● **Questions on the material**
1. In the interview with Pedro Ferreira, what year did he move to Frankfurt?
2. Proceed with the Pedro Ferreira interview from its last line onward.

● **Text**

=== Section Start ===

STATION GLOBAL: Pedro Ferreira, the King of Networking
Foto: Walter Vorjohann / Startup Guide

Within our new format STATION GLOBAL we will regularly introduce you to international personalities, who have left their their footprints in our ecosystem. The first one is Pedro Ferreira. The Portuguese native has moved to Frankfurt in 2011. Since then, the 34-year-old has been an important mover and shaker in the regional startup scene. We have talked to the omnipresent networker, about his role, his numerous projects, his keys to success and why Lisbon can serve as a benchmark for Frankfurt.

Pedro, for the few who don’t know you yet: What do you do, why do you do it – and why do you get a kick out of it?

I call myself a startup enthusiast and ecosystem builder, because I love to take on different roles in the startup ecosystem that actively support different stakeholders and strengthen our ecosystem overall. This suits my personal mindset and my passion to network really well. Being creative, flexible, visionary and at the same time independent but still working with multiple teams is what gives me a kick. I am often seen as a connector, enabler or facilitator, because I can introduce new opportunities or ventures, create impact and execute projects as well. At  the end of the day it is the feeling of being part of something that is solving one or multiple issues that you feel strongly passionate about.

You seem to be very bustling and attend nearly every single event in the ecosystem…

I must confess: I’m trying to level my work life balance due to the fact that my family scaled with having had twins recently. At the moment I am taking some time off and try to use my limited time wisely. Nevertheless, every week a great idea, synergy or project pops up on my radar somehow.

What is it that makes you believe in the ecosystem FrankfurtRheinMain?

I love the fact that the FrankfurtRheinMain ecosystem is still small and in an early stage or activation phase. I believe that we, as ecosystem, will expand and scale to achieve an interesting positioning in the near the future. The possibility of being part of this journey is thrilling!

What’s working well and where do you see potential for improvement?

I really believe in the potential of our ecosystem. I understand that we need to work to improve on specific, identified areas, for example access to capital. On the positive side, the ecosystem has a good score and sense of community. Luckily FrankfurtRheinMain is a central point, not only geographically, but also when it comes to policy makers, state agencies, corporates, universities, etc. I believe we need to take advantage of that, and use it internationally as well.

Can you name three of the region’s key projects that help the ecosystem flourish and get to the next level?

One initiative that I am involved in is the Startup Guide, that recently launched the latest Frankfurt edition. This book shows a curated selection of all key projects. My top three choices right now are  the invaluable work of Tech Quartier in Frankfurt, the impact of heimathafen in Wiesbaden, as well as the international success of Merck Innovation Center in Darmstadt. That being said, I am also very curious about the newcomers, including WeWork Labs, Frankfurt Forward and obviously STATION itself.  

You are a passionate networker. What are your personal success factors to grow a fruitful network?

=== Section End ===

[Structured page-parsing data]
=== Section Start ===

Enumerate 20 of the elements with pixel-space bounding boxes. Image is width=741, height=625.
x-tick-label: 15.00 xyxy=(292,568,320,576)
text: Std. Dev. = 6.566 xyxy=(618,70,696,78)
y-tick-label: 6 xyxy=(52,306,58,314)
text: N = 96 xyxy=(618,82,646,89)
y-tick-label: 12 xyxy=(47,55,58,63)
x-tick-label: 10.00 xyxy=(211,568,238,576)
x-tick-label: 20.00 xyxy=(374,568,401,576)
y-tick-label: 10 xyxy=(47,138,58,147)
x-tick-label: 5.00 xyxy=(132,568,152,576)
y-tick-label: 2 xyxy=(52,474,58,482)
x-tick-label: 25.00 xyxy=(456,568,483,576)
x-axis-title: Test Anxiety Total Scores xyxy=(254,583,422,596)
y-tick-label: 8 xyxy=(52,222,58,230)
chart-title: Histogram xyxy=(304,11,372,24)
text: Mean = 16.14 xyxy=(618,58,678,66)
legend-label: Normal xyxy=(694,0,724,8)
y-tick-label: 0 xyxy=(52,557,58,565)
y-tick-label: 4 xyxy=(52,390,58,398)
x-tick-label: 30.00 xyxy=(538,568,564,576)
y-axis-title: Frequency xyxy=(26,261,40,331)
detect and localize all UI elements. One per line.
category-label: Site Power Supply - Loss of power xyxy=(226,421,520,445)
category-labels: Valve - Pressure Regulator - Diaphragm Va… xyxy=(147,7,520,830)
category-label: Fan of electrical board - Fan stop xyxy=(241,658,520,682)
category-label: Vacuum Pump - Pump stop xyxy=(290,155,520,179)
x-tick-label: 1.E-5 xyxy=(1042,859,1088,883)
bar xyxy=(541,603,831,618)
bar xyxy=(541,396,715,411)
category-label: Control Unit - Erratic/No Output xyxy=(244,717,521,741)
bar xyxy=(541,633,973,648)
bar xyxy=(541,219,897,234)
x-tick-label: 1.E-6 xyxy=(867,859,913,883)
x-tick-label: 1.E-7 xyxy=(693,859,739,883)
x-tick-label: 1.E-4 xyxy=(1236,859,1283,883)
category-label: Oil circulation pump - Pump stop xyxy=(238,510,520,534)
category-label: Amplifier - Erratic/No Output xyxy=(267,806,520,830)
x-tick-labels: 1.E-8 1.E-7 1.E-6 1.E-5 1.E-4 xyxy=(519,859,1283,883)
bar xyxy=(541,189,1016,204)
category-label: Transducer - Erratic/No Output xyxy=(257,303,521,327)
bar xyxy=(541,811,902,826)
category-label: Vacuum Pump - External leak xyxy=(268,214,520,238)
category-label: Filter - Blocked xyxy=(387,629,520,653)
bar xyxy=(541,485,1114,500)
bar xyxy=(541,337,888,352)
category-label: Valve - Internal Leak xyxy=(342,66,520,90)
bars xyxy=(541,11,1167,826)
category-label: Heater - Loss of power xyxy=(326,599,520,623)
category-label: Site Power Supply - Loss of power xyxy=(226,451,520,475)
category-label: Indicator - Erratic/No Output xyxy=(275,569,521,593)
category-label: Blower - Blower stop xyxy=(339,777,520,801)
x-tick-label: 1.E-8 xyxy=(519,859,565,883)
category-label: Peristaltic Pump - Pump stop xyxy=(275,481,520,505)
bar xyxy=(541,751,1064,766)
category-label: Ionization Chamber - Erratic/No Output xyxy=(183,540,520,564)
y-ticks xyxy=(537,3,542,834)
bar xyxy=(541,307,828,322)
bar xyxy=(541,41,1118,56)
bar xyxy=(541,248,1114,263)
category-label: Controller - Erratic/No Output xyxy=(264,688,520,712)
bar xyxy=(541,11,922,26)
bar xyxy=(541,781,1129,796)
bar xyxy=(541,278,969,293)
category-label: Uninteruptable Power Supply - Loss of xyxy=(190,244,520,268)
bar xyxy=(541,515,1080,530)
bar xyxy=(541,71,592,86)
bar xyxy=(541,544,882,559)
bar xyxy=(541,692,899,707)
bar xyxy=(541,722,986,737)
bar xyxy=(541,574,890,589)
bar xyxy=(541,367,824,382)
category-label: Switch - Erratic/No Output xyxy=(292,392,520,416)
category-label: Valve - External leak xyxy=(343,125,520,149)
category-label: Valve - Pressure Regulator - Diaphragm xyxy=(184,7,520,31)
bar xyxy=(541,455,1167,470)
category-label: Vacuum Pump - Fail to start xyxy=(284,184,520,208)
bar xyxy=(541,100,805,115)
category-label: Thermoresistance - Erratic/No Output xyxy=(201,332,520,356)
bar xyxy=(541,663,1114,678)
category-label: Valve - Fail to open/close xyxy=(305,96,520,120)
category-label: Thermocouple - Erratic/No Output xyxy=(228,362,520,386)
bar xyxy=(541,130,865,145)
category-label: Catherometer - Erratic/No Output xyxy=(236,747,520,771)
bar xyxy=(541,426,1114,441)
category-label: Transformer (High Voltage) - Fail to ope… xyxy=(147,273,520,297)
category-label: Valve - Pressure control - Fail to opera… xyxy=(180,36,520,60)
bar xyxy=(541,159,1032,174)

=== Section End ===

● **Results**
1. 2011

2.
The first is curiosity: We all need to invest in active learning and be interested in what others do. You should never stop learning and never assume you master something. Second is zest: always actively participate with enthusiasm and energy! And finally gratitude: appreciate and help others.

You have also brought your very own startup initiatives to the region yourself. Which are the ones you currently focus on?

At the moment, I am focusing on taking Frankfurt Valley and Women Who Inspire Rhein Main to the next level. Those are platforms that have been growing organically and deliver meaningful connections, experiences and content. “Women Who Inspire Rhein Main” for example is an event series that started one year ago when I wrote an article on International Women’s Day. It grew from an 80 people audience to 300, our digital footprint impact is even 10 times bigger. Our next event is coming up this Friday.  


Earlier you said that you’re full of new ideas for future projects. Anything you want to share?

I am part of different teams that aim to start local chapters from big international Silicon Valley platforms. I can’t disclose names, because it’s not yet official, but one is focusing on an early stage accelerator program and the another one is focusing on trying to leverage  the use of exponential technologies. All very exciting! Fingers crossed – it will bring a lot of value to the ecosystem.

What can Germany learn from your native country Portugal?

Portugal as a country is very small, facing severe economical issues during the last decades. Nevertheless, with Talkdesk, OutSystems, Farfetch, we got three unicorns – and there are reasons to believe that the numbers will increase with Feedzai taking the lead.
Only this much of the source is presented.